◆ **TO DO**
A faithful transcription of all the data is required.

Collected data entries
^^^^^^^^

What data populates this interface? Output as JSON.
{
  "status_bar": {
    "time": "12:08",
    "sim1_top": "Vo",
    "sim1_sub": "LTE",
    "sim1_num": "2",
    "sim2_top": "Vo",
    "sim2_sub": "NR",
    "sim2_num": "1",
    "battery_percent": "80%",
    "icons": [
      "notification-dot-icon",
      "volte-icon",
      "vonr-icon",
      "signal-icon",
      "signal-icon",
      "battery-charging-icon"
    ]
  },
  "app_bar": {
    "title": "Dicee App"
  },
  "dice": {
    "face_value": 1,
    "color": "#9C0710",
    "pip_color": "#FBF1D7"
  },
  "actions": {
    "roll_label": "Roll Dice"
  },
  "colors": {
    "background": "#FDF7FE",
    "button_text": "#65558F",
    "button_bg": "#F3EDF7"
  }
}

^^^^^^^^

◆ **COMPLETED EXERCISE**
What data populates this interface? Output as JSON.
{
  "status_bar": {
    "time": "12:08",
    "sim1_top": "Vo",
    "sim1_sub": "LTE",
    "sim1_num": "2",
    "sim2_top": "Vo",
    "sim2_sub": "NR",
    "sim2_num": "1",
    "battery_percent": "80%",
    "icons": [
      "notification-dot-icon",
      "volte-icon",
      "vonr-icon",
      "signal-icon",
      "signal-icon",
      "battery-charging-icon"
    ]
  },
  "app_bar": {
    "title": "Dicee App"
  },
  "dice": {
    "face_value": 1,
    "color": "#9C0710",
    "pip_color": "#FBF1D7"
  },
  "actions": {
    "roll_label": "Roll Dice"
  },
  "colors": {
    "background": "#FDF7FE",
    "button_text": "#65558F",
    "button_bg": "#F3EDF7"
  }
}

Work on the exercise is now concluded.